**Exercise goal**
Copy out all of the material exactly.

**Data rows**
══════════════════════════════
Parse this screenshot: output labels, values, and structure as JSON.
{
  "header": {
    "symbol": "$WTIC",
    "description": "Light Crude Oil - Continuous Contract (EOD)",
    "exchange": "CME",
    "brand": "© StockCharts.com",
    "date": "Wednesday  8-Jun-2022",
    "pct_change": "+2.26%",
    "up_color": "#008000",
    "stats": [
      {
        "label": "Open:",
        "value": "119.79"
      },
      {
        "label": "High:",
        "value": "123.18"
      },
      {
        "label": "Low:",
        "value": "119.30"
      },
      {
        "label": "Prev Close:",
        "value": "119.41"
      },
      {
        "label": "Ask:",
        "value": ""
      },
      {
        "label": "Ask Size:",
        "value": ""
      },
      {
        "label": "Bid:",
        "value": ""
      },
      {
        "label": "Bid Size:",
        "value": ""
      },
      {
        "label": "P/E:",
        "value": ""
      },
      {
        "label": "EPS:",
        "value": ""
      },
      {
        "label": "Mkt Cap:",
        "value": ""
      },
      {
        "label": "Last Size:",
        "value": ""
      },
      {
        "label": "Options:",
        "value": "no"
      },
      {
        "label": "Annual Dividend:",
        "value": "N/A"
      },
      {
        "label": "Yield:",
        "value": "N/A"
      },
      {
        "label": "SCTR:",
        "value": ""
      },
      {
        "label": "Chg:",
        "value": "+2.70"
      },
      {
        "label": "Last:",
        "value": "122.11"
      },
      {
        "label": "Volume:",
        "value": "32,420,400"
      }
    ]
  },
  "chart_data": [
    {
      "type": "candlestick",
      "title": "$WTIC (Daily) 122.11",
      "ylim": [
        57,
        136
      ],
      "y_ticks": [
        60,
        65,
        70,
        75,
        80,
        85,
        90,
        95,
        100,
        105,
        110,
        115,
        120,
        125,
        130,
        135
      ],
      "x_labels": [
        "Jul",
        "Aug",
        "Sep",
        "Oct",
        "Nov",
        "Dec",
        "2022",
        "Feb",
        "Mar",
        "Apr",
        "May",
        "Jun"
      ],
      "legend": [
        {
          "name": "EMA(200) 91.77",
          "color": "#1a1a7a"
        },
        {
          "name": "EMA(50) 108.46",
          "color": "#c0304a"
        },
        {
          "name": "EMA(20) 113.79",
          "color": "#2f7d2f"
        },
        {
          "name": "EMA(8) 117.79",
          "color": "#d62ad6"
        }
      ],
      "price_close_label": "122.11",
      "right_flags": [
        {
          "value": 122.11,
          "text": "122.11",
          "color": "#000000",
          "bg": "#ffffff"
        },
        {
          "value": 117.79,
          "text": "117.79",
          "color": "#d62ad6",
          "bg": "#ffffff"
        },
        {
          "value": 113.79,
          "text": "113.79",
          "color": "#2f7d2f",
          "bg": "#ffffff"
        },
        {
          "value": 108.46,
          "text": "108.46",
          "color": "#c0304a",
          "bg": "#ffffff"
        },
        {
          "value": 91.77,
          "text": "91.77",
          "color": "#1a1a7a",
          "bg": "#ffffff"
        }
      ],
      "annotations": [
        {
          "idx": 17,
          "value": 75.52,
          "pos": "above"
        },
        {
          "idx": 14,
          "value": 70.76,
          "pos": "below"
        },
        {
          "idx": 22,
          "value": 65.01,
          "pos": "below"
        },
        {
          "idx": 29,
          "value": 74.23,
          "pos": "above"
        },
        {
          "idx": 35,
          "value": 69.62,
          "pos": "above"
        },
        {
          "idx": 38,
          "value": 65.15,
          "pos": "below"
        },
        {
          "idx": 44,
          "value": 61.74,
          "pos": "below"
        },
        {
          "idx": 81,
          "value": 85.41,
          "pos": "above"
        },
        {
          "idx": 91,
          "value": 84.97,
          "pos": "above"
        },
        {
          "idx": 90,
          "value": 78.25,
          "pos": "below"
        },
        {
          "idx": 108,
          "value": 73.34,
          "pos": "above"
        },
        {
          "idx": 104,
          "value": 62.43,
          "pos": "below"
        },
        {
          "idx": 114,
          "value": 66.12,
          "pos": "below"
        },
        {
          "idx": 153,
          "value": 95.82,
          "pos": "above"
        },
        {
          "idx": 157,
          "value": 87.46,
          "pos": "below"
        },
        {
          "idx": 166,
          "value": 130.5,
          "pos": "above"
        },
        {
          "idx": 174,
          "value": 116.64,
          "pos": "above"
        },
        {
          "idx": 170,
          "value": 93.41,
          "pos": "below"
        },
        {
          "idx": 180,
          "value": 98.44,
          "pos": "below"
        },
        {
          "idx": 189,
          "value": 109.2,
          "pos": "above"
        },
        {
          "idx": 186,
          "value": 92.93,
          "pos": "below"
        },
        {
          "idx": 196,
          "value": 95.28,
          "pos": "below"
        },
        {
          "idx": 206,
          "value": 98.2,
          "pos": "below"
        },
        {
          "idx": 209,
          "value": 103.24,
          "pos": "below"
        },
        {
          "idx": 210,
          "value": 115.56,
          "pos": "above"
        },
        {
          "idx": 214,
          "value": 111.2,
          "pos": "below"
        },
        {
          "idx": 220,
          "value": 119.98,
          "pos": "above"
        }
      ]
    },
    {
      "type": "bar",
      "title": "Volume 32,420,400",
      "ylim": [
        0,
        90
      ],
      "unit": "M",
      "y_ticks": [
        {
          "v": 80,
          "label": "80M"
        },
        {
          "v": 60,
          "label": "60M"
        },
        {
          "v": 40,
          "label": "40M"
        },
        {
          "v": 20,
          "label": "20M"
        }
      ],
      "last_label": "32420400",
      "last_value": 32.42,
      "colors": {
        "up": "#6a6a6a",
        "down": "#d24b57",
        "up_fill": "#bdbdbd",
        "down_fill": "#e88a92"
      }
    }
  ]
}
══════════════════════════════
**Solution for this problem**
Parse this screenshot: output labels, values, and structure as JSON.
{
  "header": {
    "symbol": "$WTIC",
    "description": "Light Crude Oil - Continuous Contract (EOD)",
    "exchange": "CME",
    "brand": "© StockCharts.com",
    "date": "Wednesday  8-Jun-2022",
    "pct_change": "+2.26%",
    "up_color": "#008000",
    "stats": [
      {
        "label": "Open:",
        "value": "119.79"
      },
      {
        "label": "High:",
        "value": "123.18"
      },
      {
        "label": "Low:",
        "value": "119.30"
      },
      {
        "label": "Prev Close:",
        "value": "119.41"
      },
      {
        "label": "Ask:",
        "value": ""
      },
      {
        "label": "Ask Size:",
        "value": ""
      },
      {
        "label": "Bid:",
        "value": ""
      },
      {
        "label": "Bid Size:",
        "value": ""
      },
      {
        "label": "P/E:",
        "value": ""
      },
      {
        "label": "EPS:",
        "value": ""
      },
      {
        "label": "Mkt Cap:",
        "value": ""
      },
      {
        "label": "Last Size:",
        "value": ""
      },
      {
        "label": "Options:",
        "value": "no"
      },
      {
        "label": "Annual Dividend:",
        "value": "N/A"
      },
      {
        "label": "Yield:",
        "value": "N/A"
      },
      {
        "label": "SCTR:",
        "value": ""
      },
      {
        "label": "Chg:",
        "value": "+2.70"
      },
      {
        "label": "Last:",
        "value": "122.11"
      },
      {
        "label": "Volume:",
        "value": "32,420,400"
      }
    ]
  },
  "chart_data": [
    {
      "type": "candlestick",
      "title": "$WTIC (Daily) 122.11",
      "ylim": [
        57,
        136
      ],
      "y_ticks": [
        60,
        65,
        70,
        75,
        80,
        85,
        90,
        95,
        100,
        105,
        110,
        115,
        120,
        125,
        130,
        135
      ],
      "x_labels": [
        "Jul",
        "Aug",
        "Sep",
        "Oct",
        "Nov",
        "Dec",
        "2022",
        "Feb",
        "Mar",
        "Apr",
        "May",
        "Jun"
      ],
      "legend": [
        {
          "name": "EMA(200) 91.77",
          "color": "#1a1a7a"
        },
        {
          "name": "EMA(50) 108.46",
          "color": "#c0304a"
        },
        {
          "name": "EMA(20) 113.79",
          "color": "#2f7d2f"
        },
        {
          "name": "EMA(8) 117.79",
          "color": "#d62ad6"
        }
      ],
      "price_close_label": "122.11",
      "right_flags": [
        {
          "value": 122.11,
          "text": "122.11",
          "color": "#000000",
          "bg": "#ffffff"
        },
        {
          "value": 117.79,
          "text": "117.79",
          "color": "#d62ad6",
          "bg": "#ffffff"
        },
        {
          "value": 113.79,
          "text": "113.79",
          "color": "#2f7d2f",
          "bg": "#ffffff"
        },
        {
          "value": 108.46,
          "text": "108.46",
          "color": "#c0304a",
          "bg": "#ffffff"
        },
        {
          "value": 91.77,
          "text": "91.77",
          "color": "#1a1a7a",
          "bg": "#ffffff"
        }
      ],
      "annotations": [
        {
          "idx": 17,
          "value": 75.52,
          "pos": "above"
        },
        {
          "idx": 14,
          "value": 70.76,
          "pos": "below"
        },
        {
          "idx": 22,
          "value": 65.01,
          "pos": "below"
        },
        {
          "idx": 29,
          "value": 74.23,
          "pos": "above"
        },
        {
          "idx": 35,
          "value": 69.62,
          "pos": "above"
        },
        {
          "idx": 38,
          "value": 65.15,
          "pos": "below"
        },
        {
          "idx": 44,
          "value": 61.74,
          "pos": "below"
        },
        {
          "idx": 81,
          "value": 85.41,
          "pos": "above"
        },
        {
          "idx": 91,
          "value": 84.97,
          "pos": "above"
        },
        {
          "idx": 90,
          "value": 78.25,
          "pos": "below"
        },
        {
          "idx": 108,
          "value": 73.34,
          "pos": "above"
        },
        {
          "idx": 104,
          "value": 62.43,
          "pos": "below"
        },
        {
          "idx": 114,
          "value": 66.12,
          "pos": "below"
        },
        {
          "idx": 153,
          "value": 95.82,
          "pos": "above"
        },
        {
          "idx": 157,
          "value": 87.46,
          "pos": "below"
        },
        {
          "idx": 166,
          "value": 130.5,
          "pos": "above"
        },
        {
          "idx": 174,
          "value": 116.64,
          "pos": "above"
        },
        {
          "idx": 170,
          "value": 93.41,
          "pos": "below"
        },
        {
          "idx": 180,
          "value": 98.44,
          "pos": "below"
        },
        {
          "idx": 189,
          "value": 109.2,
          "pos": "above"
        },
        {
          "idx": 186,
          "value": 92.93,
          "pos": "below"
        },
        {
          "idx": 196,
          "value": 95.28,
          "pos": "below"
        },
        {
          "idx": 206,
          "value": 98.2,
          "pos": "below"
        },
        {
          "idx": 209,
          "value": 103.24,
          "pos": "below"
        },
        {
          "idx": 210,
          "value": 115.56,
          "pos": "above"
        },
        {
          "idx": 214,
          "value": 111.2,
          "pos": "below"
        },
        {
          "idx": 220,
          "value": 119.98,
          "pos": "above"
        }
      ]
    },
    {
      "type": "bar",
      "title": "Volume 32,420,400",
      "ylim": [
        0,
        90
      ],
      "unit": "M",
      "y_ticks": [
        {
          "v": 80,
          "label": "80M"
        },
        {
          "v": 60,
          "label": "60M"
        },
        {
          "v": 40,
          "label": "40M"
        },
        {
          "v": 20,
          "label": "20M"
        }
      ],
      "last_label": "32420400",
      "last_value": 32.42,
      "colors": {
        "up": "#6a6a6a",
        "down": "#d24b57",
        "up_fill": "#bdbdbd",
        "down_fill": "#e88a92"
      }
    }
  ]
}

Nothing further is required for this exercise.